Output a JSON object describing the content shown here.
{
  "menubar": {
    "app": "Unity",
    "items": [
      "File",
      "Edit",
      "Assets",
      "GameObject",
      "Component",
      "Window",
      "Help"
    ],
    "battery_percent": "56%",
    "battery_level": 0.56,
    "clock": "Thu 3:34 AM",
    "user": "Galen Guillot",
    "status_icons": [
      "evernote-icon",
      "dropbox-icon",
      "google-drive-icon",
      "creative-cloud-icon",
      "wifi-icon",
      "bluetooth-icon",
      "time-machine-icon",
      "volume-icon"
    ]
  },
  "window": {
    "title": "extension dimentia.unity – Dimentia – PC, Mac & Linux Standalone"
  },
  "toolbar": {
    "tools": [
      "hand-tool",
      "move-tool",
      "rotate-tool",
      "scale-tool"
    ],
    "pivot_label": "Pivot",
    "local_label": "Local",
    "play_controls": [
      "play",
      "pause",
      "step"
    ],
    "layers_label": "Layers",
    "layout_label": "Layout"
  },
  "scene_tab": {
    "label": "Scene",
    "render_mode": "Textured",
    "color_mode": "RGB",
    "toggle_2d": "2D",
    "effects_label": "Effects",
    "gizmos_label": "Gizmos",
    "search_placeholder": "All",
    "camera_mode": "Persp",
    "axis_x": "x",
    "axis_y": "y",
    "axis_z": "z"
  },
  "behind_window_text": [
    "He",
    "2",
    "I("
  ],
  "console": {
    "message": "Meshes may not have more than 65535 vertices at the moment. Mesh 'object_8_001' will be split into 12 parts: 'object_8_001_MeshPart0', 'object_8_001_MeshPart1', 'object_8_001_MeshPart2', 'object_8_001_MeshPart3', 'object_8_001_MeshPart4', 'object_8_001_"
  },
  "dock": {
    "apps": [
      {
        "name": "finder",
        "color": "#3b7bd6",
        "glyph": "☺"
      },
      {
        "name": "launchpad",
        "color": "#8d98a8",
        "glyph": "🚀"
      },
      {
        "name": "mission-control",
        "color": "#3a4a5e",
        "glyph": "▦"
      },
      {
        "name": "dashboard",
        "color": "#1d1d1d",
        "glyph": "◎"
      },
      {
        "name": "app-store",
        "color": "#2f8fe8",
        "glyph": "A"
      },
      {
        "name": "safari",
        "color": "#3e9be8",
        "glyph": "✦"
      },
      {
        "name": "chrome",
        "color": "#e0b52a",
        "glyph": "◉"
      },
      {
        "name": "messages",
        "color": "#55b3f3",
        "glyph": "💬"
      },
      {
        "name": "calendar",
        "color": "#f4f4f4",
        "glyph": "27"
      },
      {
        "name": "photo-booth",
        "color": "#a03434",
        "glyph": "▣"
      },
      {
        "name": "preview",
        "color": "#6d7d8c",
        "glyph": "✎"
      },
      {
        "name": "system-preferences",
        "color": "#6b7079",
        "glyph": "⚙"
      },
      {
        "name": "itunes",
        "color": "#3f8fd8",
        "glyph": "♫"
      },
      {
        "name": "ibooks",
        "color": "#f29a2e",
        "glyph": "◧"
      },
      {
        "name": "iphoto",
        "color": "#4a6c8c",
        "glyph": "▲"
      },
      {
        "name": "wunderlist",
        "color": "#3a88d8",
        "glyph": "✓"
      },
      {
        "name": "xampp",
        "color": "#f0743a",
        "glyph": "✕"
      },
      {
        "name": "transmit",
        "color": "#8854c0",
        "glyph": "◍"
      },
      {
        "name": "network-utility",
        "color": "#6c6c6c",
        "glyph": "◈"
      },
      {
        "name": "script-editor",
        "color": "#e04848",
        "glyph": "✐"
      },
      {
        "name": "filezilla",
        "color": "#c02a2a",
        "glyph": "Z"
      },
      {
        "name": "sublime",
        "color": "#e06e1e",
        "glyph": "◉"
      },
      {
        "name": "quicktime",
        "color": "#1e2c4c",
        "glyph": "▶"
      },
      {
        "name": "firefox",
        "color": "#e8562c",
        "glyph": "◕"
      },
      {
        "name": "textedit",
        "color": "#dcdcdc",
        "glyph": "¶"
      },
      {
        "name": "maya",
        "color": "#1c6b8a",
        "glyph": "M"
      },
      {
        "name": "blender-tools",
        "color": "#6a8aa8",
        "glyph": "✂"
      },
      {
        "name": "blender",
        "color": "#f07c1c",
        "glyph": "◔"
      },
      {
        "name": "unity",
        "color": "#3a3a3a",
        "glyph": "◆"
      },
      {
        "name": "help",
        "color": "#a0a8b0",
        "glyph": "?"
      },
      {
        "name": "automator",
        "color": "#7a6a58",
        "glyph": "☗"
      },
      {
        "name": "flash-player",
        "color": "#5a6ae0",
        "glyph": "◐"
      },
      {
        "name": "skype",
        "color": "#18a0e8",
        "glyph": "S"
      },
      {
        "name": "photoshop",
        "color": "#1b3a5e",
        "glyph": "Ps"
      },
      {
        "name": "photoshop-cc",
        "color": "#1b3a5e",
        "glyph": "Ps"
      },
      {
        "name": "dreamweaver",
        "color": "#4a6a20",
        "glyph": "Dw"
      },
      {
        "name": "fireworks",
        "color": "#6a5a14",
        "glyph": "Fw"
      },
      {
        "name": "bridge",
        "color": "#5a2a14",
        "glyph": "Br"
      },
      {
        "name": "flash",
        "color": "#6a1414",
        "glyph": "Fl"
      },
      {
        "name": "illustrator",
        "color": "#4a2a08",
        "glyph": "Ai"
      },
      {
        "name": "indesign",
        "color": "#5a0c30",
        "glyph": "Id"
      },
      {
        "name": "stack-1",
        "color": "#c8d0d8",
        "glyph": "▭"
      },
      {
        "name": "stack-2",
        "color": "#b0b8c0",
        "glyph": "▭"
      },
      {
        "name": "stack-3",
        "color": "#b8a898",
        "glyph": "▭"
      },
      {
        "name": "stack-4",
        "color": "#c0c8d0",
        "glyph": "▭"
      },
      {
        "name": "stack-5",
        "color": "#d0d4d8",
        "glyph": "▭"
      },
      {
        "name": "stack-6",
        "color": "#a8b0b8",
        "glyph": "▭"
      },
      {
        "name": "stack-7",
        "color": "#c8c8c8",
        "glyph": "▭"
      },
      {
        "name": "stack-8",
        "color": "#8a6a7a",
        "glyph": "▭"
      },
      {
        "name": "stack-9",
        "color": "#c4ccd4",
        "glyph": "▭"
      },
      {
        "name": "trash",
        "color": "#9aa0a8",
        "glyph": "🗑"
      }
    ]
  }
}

§

### Set problem
Your task is to reproduce all of the records exactly.

### Task output
Output a JSON object describing the content shown here.
{
  "menubar": {
    "app": "Unity",
    "items": [
      "File",
      "Edit",
      "Assets",
      "GameObject",
      "Component",
      "Window",
      "Help"
    ],
    "battery_percent": "56%",
    "battery_level": 0.56,
    "clock": "Thu 3:34 AM",
    "user": "Galen Guillot",
    "status_icons": [
      "evernote-icon",
      "dropbox-icon",
      "google-drive-icon",
      "creative-cloud-icon",
      "wifi-icon",
      "bluetooth-icon",
      "time-machine-icon",
      "volume-icon"
    ]
  },
  "window": {
    "title": "extension dimentia.unity – Dimentia – PC, Mac & Linux Standalone"
  },
  "toolbar": {
    "tools": [
      "hand-tool",
      "move-tool",
      "rotate-tool",
      "scale-tool"
    ],
    "pivot_label": "Pivot",
    "local_label": "Local",
    "play_controls": [
      "play",
      "pause",
      "step"
    ],
    "layers_label": "Layers",
    "layout_label": "Layout"
  },
  "scene_tab": {
    "label": "Scene",
    "render_mode": "Textured",
    "color_mode": "RGB",
    "toggle_2d": "2D",
    "effects_label": "Effects",
    "gizmos_label": "Gizmos",
    "search_placeholder": "All",
    "camera_mode": "Persp",
    "axis_x": "x",
    "axis_y": "y",
    "axis_z": "z"
  },
  "behind_window_text": [
    "He",
    "2",
    "I("
  ],
  "console": {
    "message": "Meshes may not have more than 65535 vertices at the moment. Mesh 'object_8_001' will be split into 12 parts: 'object_8_001_MeshPart0', 'object_8_001_MeshPart1', 'object_8_001_MeshPart2', 'object_8_001_MeshPart3', 'object_8_001_MeshPart4', 'object_8_001_"
  },
  "dock": {
    "apps": [
      {
        "name": "finder",
        "color": "#3b7bd6",
        "glyph": "☺"
      },
      {
        "name": "launchpad",
        "color": "#8d98a8",
        "glyph": "🚀"
      },
      {
        "name": "mission-control",
        "color": "#3a4a5e",
        "glyph": "▦"
      },
      {
        "name": "dashboard",
        "color": "#1d1d1d",
        "glyph": "◎"
      },
      {
        "name": "app-store",
        "color": "#2f8fe8",
        "glyph": "A"
      },
      {
        "name": "safari",
        "color": "#3e9be8",
        "glyph": "✦"
      },
      {
        "name": "chrome",
        "color": "#e0b52a",
        "glyph": "◉"
      },
      {
        "name": "messages",
        "color": "#55b3f3",
        "glyph": "💬"
      },
      {
        "name": "calendar",
        "color": "#f4f4f4",
        "glyph": "27"
      },
      {
        "name": "photo-booth",
        "color": "#a03434",
        "glyph": "▣"
      },
      {
        "name": "preview",
        "color": "#6d7d8c",
        "glyph": "✎"
      },
      {
        "name": "system-preferences",
        "color": "#6b7079",
        "glyph": "⚙"
      },
      {
        "name": "itunes",
        "color": "#3f8fd8",
        "glyph": "♫"
      },
      {
        "name": "ibooks",
        "color": "#f29a2e",
        "glyph": "◧"
      },
      {
        "name": "iphoto",
        "color": "#4a6c8c",
        "glyph": "▲"
      },
      {
        "name": "wunderlist",
        "color": "#3a88d8",
        "glyph": "✓"
      },
      {
        "name": "xampp",
        "color": "#f0743a",
        "glyph": "✕"
      },
      {
        "name": "transmit",
        "color": "#8854c0",
        "glyph": "◍"
      },
      {
        "name": "network-utility",
        "color": "#6c6c6c",
        "glyph": "◈"
      },
      {
        "name": "script-editor",
        "color": "#e04848",
        "glyph": "✐"
      },
      {
        "name": "filezilla",
        "color": "#c02a2a",
        "glyph": "Z"
      },
      {
        "name": "sublime",
        "color": "#e06e1e",
        "glyph": "◉"
      },
      {
        "name": "quicktime",
        "color": "#1e2c4c",
        "glyph": "▶"
      },
      {
        "name": "firefox",
        "color": "#e8562c",
        "glyph": "◕"
      },
      {
        "name": "textedit",
        "color": "#dcdcdc",
        "glyph": "¶"
      },
      {
        "name": "maya",
        "color": "#1c6b8a",
        "glyph": "M"
      },
      {
        "name": "blender-tools",
        "color": "#6a8aa8",
        "glyph": "✂"
      },
      {
        "name": "blender",
        "color": "#f07c1c",
        "glyph": "◔"
      },
      {
        "name": "unity",
        "color": "#3a3a3a",
        "glyph": "◆"
      },
      {
        "name": "help",
        "color": "#a0a8b0",
        "glyph": "?"
      },
      {
        "name": "automator",
        "color": "#7a6a58",
        "glyph": "☗"
      },
      {
        "name": "flash-player",
        "color": "#5a6ae0",
        "glyph": "◐"
      },
      {
        "name": "skype",
        "color": "#18a0e8",
        "glyph": "S"
      },
      {
        "name": "photoshop",
        "color": "#1b3a5e",
        "glyph": "Ps"
      },
      {
        "name": "photoshop-cc",
        "color": "#1b3a5e",
        "glyph": "Ps"
      },
      {
        "name": "dreamweaver",
        "color": "#4a6a20",
        "glyph": "Dw"
      },
      {
        "name": "fireworks",
        "color": "#6a5a14",
        "glyph": "Fw"
      },
      {
        "name": "bridge",
        "color": "#5a2a14",
        "glyph": "Br"
      },
      {
        "name": "flash",
        "color": "#6a1414",
        "glyph": "Fl"
      },
      {
        "name": "illustrator",
        "color": "#4a2a08",
        "glyph": "Ai"
      },
      {
        "name": "indesign",
        "color": "#5a0c30",
        "glyph": "Id"
      },
      {
        "name": "stack-1",
        "color": "#c8d0d8",
        "glyph": "▭"
      },
      {
        "name": "stack-2",
        "color": "#b0b8c0",
        "glyph": "▭"
      },
      {
        "name": "stack-3",
        "color": "#b8a898",
        "glyph": "▭"
      },
      {
        "name": "stack-4",
        "color": "#c0c8d0",
        "glyph": "▭"
      },
      {
        "name": "stack-5",
        "color": "#d0d4d8",
        "glyph": "▭"
      },
      {
        "name": "stack-6",
        "color": "#a8b0b8",
        "glyph": "▭"
      },
      {
        "name": "stack-7",
        "color": "#c8c8c8",
        "glyph": "▭"
      },
      {
        "name": "stack-8",
        "color": "#8a6a7a",
        "glyph": "▭"
      },
      {
        "name": "stack-9",
        "color": "#c4ccd4",
        "glyph": "▭"
      },
      {
        "name": "trash",
        "color": "#9aa0a8",
        "glyph": "🗑"
      }
    ]
  }
}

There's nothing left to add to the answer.